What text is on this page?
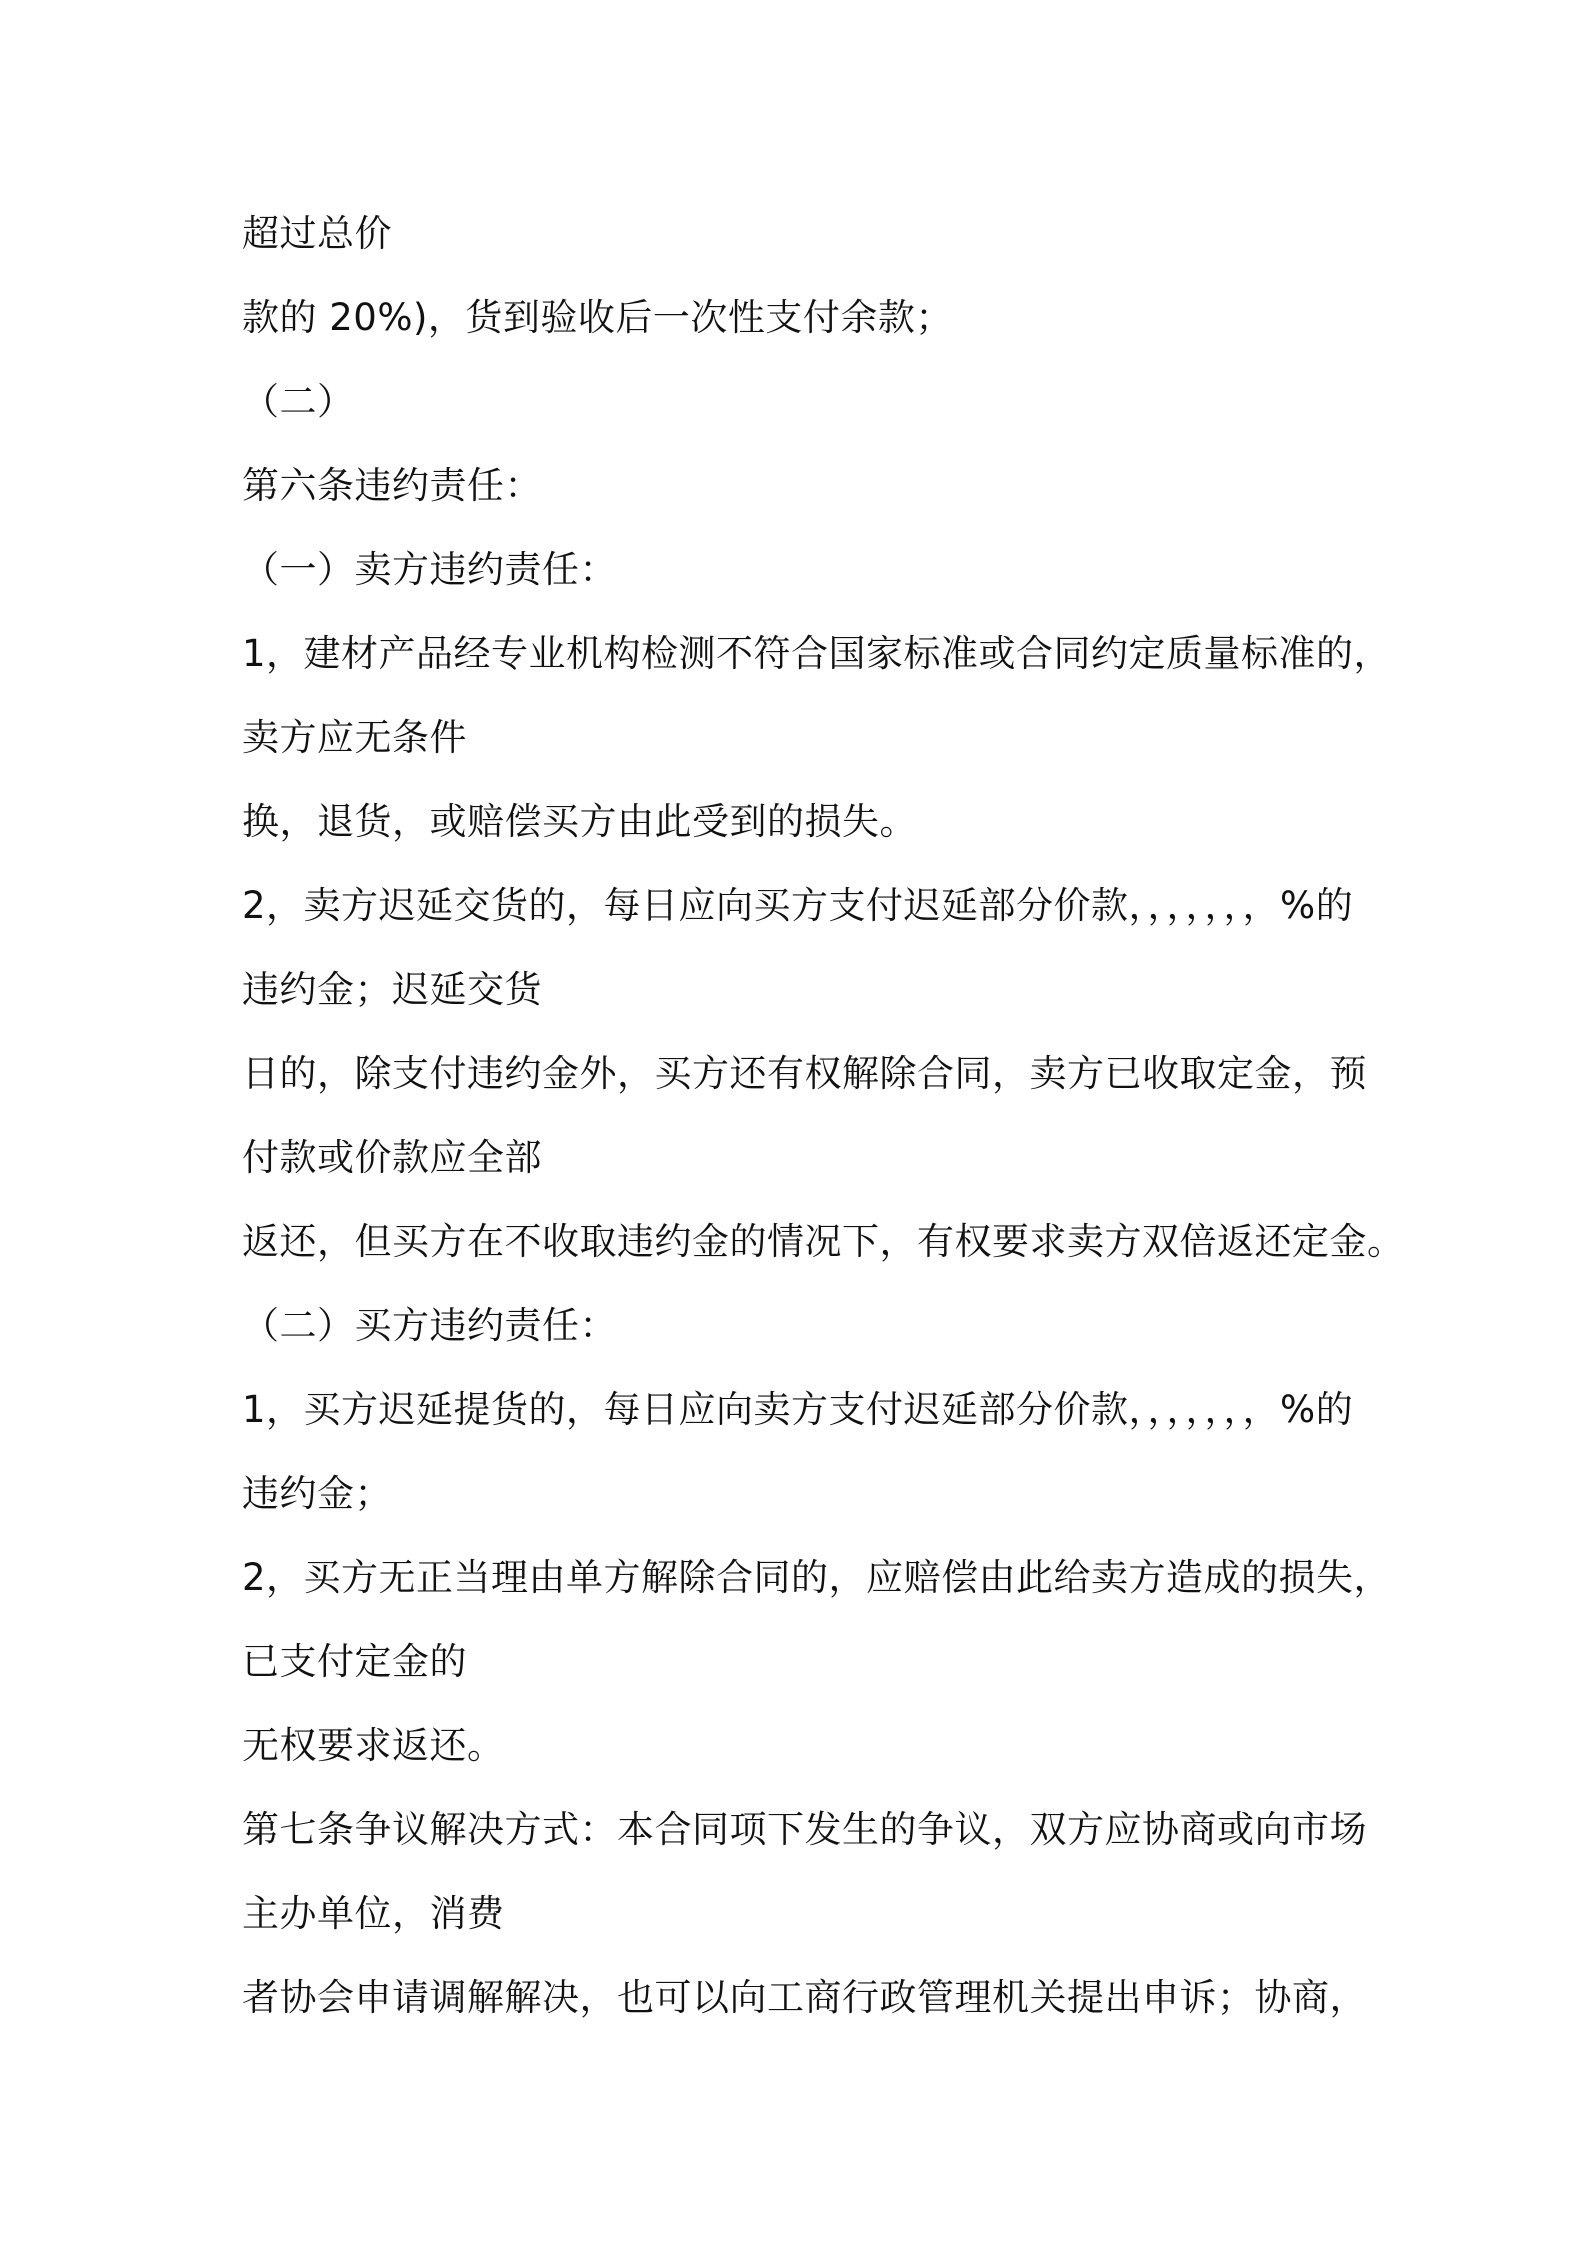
超过总价
款的 20%)，货到验收后一次性支付余款；
（二）
第六条违约责任：
（一）卖方违约责任：
1，建材产品经专业机构检测不符合国家标准或合同约定质量标准的，
卖方应无条件
换，退货，或赔偿买方由此受到的损失。
2，卖方迟延交货的，每日应向买方支付迟延部分价款，，，，，，，%的
违约金；迟延交货
日的，除支付违约金外，买方还有权解除合同，卖方已收取定金，预
付款或价款应全部
返还，但买方在不收取违约金的情况下，有权要求卖方双倍返还定金。
（二）买方违约责任：
1，买方迟延提货的，每日应向卖方支付迟延部分价款，，，，，，，%的
违约金；
2，买方无正当理由单方解除合同的，应赔偿由此给卖方造成的损失，
已支付定金的
无权要求返还。
第七条争议解决方式：本合同项下发生的争议，双方应协商或向市场
主办单位，消费
者协会申请调解解决，也可以向工商行政管理机关提出申诉；协商，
----
Challenge
Repeat the listing above exactly, with no pictures.

Answer to this exercise
What text is on this page?
超过总价
款的 20%)，货到验收后一次性支付余款；
（二）
第六条违约责任：
（一）卖方违约责任：
1，建材产品经专业机构检测不符合国家标准或合同约定质量标准的，
卖方应无条件
换，退货，或赔偿买方由此受到的损失。
2，卖方迟延交货的，每日应向买方支付迟延部分价款，，，，，，，%的
违约金；迟延交货
日的，除支付违约金外，买方还有权解除合同，卖方已收取定金，预
付款或价款应全部
返还，但买方在不收取违约金的情况下，有权要求卖方双倍返还定金。
（二）买方违约责任：
1，买方迟延提货的，每日应向卖方支付迟延部分价款，，，，，，，%的
违约金；
2，买方无正当理由单方解除合同的，应赔偿由此给卖方造成的损失，
已支付定金的
无权要求返还。
第七条争议解决方式：本合同项下发生的争议，双方应协商或向市场
主办单位，消费
者协会申请调解解决，也可以向工商行政管理机关提出申诉；协商，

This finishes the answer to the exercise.